■ **Records to process**
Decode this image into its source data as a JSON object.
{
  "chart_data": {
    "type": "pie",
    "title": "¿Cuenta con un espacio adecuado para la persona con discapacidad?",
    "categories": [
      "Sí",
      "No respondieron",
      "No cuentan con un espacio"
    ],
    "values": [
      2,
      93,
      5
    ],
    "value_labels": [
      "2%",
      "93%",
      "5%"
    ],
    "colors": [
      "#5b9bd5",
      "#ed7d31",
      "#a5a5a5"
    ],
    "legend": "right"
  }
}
--
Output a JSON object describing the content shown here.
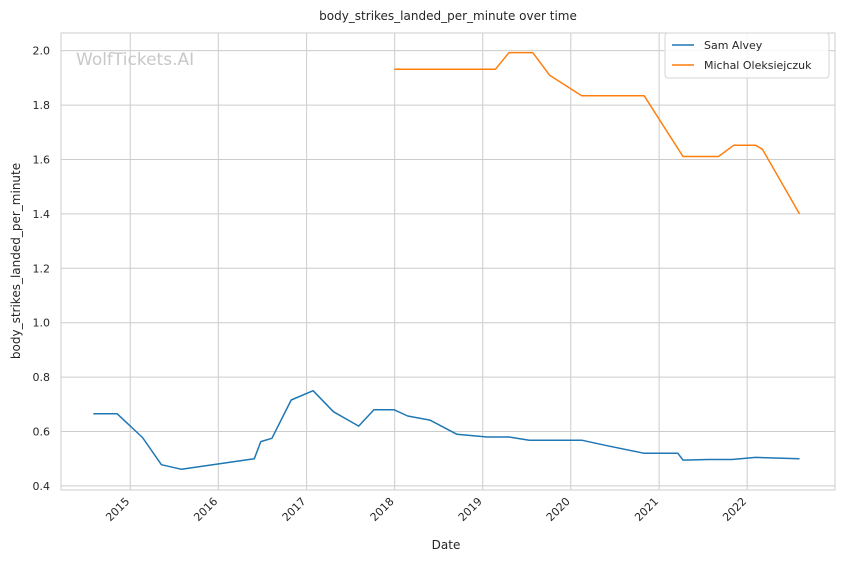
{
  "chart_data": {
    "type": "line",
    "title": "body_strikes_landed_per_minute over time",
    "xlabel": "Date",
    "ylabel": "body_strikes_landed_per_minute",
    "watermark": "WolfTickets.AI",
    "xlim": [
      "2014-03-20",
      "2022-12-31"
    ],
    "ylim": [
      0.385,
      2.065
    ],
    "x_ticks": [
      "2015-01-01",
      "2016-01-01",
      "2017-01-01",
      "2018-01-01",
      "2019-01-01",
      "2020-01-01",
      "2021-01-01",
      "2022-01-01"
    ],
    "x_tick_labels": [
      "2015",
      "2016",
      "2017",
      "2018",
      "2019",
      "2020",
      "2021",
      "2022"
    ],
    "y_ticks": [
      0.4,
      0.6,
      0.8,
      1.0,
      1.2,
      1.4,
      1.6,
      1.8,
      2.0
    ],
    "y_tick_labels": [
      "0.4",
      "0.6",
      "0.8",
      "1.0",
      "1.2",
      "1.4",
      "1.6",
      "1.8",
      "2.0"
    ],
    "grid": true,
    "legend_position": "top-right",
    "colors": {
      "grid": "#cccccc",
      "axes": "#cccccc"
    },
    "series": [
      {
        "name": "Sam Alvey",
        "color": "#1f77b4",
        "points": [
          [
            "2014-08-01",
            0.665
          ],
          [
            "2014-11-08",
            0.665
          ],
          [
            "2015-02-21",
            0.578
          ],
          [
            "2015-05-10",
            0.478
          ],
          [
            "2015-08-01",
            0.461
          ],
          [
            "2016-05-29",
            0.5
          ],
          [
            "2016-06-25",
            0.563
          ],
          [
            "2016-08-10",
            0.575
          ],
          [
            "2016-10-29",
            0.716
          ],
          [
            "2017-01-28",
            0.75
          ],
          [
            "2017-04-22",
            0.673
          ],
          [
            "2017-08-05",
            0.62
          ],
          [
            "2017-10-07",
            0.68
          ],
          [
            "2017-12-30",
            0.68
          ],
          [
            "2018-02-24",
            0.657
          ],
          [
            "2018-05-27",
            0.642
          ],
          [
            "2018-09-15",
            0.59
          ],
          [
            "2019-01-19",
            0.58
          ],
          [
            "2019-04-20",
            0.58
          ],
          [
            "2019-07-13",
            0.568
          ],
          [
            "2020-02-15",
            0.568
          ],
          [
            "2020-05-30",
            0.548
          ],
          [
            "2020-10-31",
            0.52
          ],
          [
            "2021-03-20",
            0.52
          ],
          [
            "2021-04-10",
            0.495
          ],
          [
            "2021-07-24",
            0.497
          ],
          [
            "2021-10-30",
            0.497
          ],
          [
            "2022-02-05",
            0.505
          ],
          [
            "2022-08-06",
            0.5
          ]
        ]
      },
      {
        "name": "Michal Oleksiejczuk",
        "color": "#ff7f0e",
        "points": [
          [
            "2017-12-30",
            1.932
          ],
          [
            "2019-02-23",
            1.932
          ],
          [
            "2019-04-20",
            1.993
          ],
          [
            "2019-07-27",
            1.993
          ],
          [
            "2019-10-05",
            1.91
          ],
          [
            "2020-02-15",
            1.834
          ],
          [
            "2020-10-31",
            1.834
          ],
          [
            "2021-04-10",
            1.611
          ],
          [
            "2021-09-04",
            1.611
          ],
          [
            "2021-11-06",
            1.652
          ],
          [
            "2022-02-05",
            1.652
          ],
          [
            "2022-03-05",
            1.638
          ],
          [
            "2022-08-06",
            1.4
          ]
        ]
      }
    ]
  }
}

■ **Directions**
In the material above, how many lines hold the word "espacio"? Say only the number.

■ **The response**
2